### [THE PROBLEM]
Copy every line that contains the string "koruma" from the entries below.

### [MATERIAL PROVIDED]
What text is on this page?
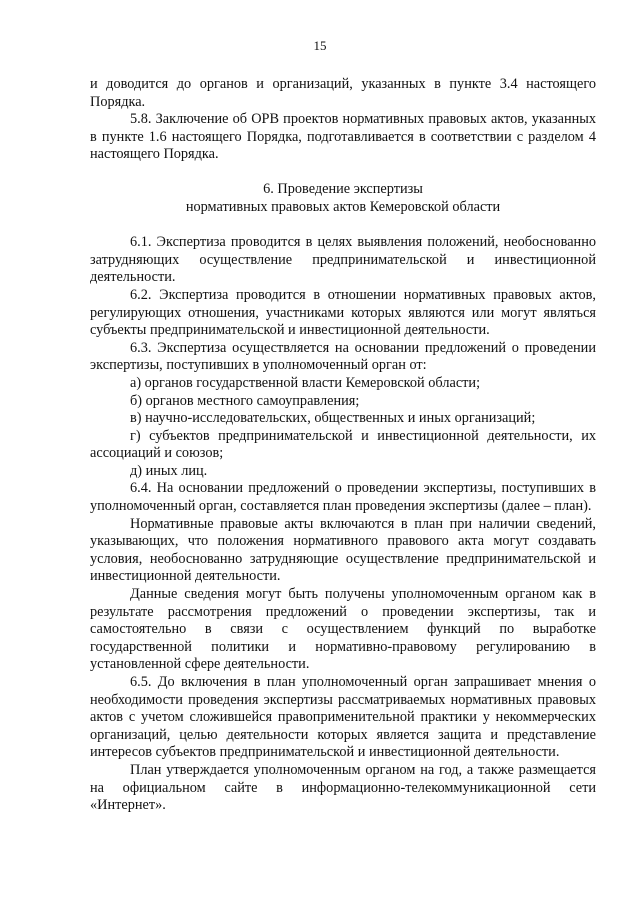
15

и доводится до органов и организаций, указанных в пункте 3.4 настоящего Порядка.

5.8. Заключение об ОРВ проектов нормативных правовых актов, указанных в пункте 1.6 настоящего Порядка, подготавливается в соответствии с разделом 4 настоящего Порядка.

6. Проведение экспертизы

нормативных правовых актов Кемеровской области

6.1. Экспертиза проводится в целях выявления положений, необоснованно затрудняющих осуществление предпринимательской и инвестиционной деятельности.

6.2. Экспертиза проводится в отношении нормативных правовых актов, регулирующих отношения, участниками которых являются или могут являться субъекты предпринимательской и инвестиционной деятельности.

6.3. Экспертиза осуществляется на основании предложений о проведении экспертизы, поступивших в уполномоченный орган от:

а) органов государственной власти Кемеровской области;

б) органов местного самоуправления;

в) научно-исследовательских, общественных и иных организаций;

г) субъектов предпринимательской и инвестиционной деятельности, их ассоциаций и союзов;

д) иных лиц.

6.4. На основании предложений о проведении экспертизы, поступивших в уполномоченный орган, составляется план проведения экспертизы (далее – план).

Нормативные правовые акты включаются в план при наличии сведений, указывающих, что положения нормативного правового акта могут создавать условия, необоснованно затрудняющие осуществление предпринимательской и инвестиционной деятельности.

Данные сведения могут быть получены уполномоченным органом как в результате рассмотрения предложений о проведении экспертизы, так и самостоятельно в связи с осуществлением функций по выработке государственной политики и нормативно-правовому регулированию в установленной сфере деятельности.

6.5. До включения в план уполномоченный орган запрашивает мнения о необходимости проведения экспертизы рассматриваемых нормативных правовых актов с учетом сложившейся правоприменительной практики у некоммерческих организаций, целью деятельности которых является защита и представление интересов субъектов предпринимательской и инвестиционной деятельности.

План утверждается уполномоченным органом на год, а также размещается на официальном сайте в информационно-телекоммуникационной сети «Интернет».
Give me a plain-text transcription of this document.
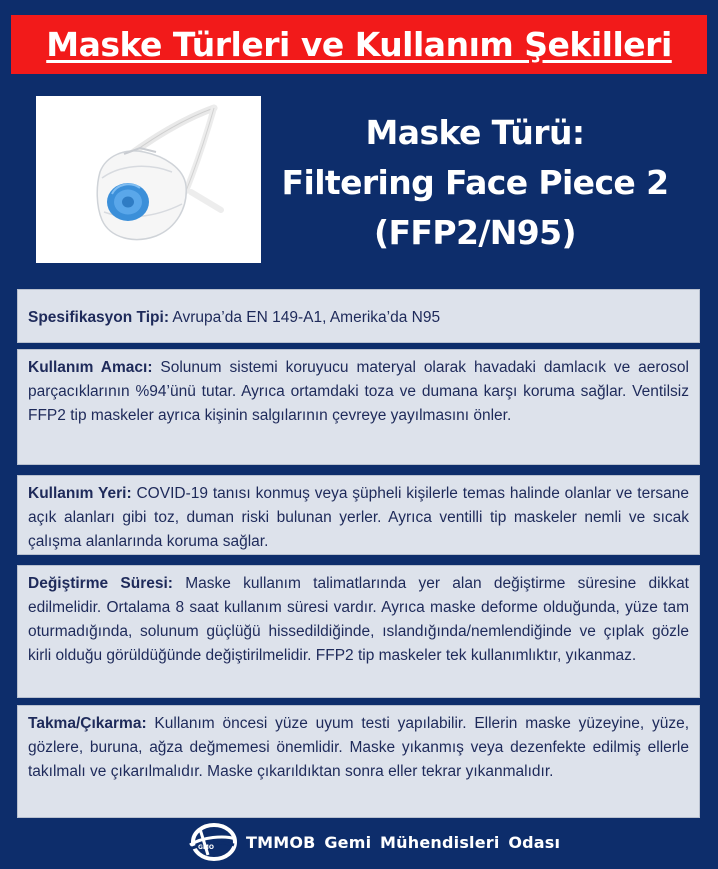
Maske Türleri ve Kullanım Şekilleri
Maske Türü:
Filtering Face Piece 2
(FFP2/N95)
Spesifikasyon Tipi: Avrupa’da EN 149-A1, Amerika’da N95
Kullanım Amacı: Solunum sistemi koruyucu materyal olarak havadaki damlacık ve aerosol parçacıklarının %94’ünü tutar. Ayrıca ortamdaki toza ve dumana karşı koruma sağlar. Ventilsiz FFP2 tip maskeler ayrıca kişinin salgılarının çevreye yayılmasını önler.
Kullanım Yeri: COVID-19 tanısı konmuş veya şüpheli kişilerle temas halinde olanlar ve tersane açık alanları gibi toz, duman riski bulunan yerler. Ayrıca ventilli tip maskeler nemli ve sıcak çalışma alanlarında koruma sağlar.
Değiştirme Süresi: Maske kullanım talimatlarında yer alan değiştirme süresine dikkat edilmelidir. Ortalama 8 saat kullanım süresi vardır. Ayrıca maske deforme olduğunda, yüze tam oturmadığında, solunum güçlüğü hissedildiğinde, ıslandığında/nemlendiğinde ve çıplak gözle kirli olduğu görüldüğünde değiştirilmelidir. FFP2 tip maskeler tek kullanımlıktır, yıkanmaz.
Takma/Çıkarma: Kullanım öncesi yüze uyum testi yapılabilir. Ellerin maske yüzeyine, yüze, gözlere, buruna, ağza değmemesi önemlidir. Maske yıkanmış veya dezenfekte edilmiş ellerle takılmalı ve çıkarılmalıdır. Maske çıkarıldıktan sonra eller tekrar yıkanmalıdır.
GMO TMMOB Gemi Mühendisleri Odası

### [PROBLEM SOLUTION]
Kullanım Amacı: Solunum sistemi koruyucu materyal olarak havadaki damlacık ve aerosol parçacıklarının %94’ünü tutar. Ayrıca ortamdaki toza ve dumana karşı koruma sağlar. Ventilsiz FFP2 tip maskeler ayrıca kişinin salgılarının çevreye yayılmasını önler.
Kullanım Yeri: COVID-19 tanısı konmuş veya şüpheli kişilerle temas halinde olanlar ve tersane açık alanları gibi toz, duman riski bulunan yerler. Ayrıca ventilli tip maskeler nemli ve sıcak çalışma alanlarında koruma sağlar.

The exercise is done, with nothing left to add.